» **WHAT TO DO**
Filter out everything except lines holding "avec".

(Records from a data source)
★ ★ ★

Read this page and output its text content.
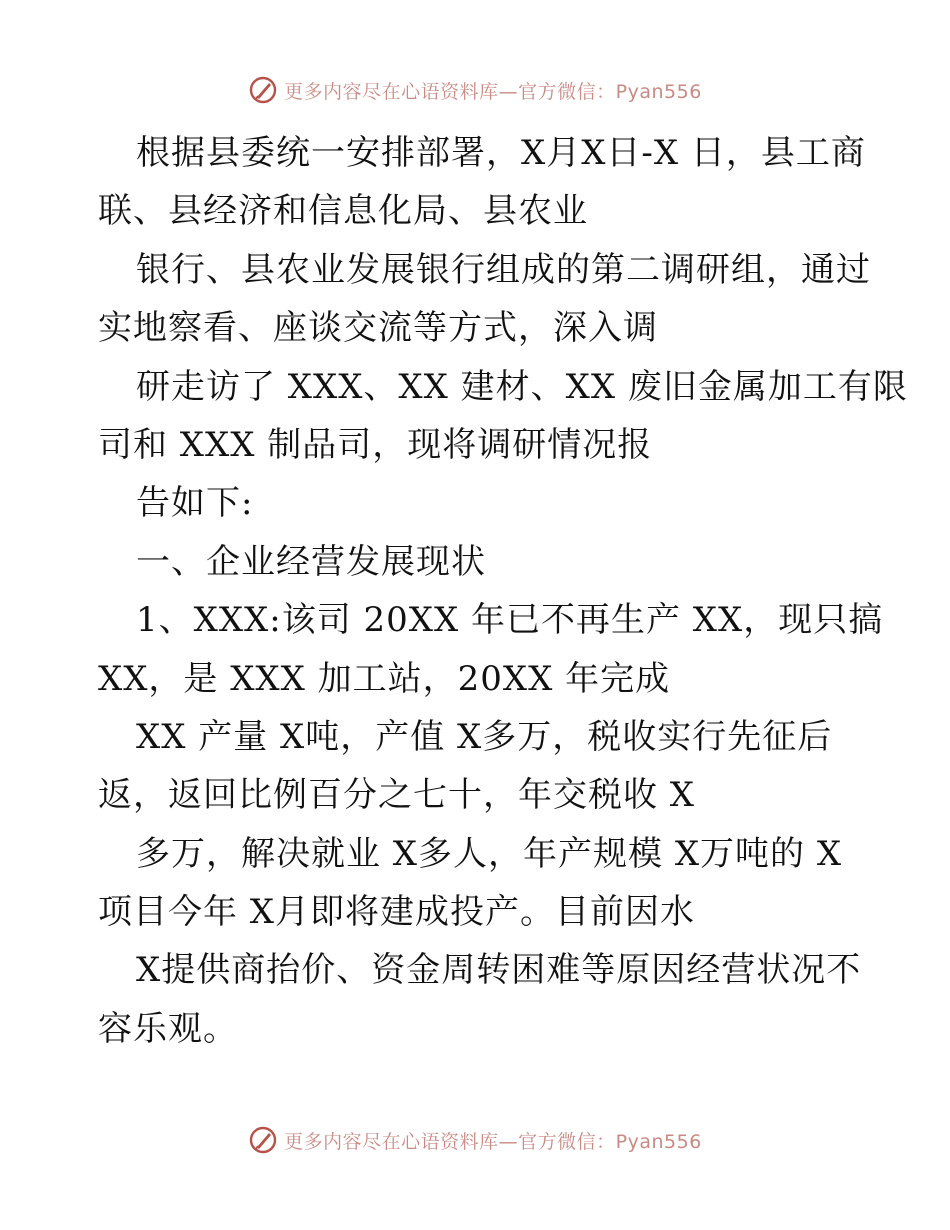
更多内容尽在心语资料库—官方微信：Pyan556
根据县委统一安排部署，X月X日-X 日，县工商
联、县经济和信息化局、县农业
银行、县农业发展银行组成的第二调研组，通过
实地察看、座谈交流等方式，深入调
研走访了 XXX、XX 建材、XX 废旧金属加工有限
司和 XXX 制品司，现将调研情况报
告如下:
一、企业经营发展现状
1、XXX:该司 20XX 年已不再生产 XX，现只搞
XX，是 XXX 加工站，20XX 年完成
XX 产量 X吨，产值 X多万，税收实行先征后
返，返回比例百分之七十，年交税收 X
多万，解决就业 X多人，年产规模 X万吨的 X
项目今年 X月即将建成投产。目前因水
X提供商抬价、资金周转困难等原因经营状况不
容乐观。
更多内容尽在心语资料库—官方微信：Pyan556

★ ★ ★

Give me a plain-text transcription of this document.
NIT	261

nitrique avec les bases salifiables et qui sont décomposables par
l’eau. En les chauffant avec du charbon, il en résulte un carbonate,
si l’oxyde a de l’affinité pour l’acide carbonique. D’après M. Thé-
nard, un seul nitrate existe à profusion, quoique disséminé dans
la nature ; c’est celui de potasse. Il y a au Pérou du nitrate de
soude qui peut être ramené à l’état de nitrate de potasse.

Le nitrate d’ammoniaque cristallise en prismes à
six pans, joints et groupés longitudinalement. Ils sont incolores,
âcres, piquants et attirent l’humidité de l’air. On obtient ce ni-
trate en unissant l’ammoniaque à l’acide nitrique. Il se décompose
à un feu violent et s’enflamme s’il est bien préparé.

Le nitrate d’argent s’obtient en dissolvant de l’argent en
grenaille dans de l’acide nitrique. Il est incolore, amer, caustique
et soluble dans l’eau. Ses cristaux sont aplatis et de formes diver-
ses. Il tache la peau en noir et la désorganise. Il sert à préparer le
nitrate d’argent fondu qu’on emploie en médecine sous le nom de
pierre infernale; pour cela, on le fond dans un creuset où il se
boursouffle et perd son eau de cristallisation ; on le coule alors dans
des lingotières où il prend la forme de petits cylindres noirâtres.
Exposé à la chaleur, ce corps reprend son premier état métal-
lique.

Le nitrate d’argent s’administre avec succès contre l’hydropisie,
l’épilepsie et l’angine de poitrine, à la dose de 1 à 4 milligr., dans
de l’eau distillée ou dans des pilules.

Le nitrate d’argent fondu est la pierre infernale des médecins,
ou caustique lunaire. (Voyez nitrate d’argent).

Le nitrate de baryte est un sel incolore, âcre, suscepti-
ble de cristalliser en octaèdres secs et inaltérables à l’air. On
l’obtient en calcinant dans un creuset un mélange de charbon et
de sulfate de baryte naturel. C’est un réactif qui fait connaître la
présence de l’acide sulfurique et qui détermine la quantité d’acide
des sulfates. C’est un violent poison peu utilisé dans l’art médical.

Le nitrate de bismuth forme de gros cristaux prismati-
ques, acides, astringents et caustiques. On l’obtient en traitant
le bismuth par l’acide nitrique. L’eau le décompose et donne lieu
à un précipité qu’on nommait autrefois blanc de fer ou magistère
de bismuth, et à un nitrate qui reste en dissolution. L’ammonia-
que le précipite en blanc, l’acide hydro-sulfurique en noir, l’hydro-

★ ★ ★

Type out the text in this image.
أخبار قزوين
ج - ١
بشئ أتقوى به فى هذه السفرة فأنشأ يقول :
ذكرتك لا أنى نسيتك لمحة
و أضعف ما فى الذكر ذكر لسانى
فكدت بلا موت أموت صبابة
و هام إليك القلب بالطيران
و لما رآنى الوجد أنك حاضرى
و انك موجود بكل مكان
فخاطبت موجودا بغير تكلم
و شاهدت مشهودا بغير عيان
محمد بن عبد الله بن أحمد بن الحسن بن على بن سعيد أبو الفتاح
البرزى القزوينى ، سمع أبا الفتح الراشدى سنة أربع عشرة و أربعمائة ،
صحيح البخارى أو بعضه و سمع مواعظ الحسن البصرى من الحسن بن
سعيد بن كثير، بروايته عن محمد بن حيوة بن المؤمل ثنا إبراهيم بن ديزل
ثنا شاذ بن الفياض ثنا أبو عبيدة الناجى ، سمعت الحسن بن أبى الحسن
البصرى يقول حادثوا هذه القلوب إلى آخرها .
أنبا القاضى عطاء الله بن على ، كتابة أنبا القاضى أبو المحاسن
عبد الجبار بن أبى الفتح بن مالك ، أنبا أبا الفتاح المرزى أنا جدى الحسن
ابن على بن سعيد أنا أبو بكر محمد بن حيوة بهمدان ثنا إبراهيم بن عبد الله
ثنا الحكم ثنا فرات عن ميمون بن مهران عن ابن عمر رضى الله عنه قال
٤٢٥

★ ★ ★

» **RESPONSE TO THE EXERCISE**
nitrique avec les bases salifiables et qui sont décomposables par
l’eau. En les chauffant avec du charbon, il en résulte un carbonate,
Le nitrate d’argent s’administre avec succès contre l’hydropisie,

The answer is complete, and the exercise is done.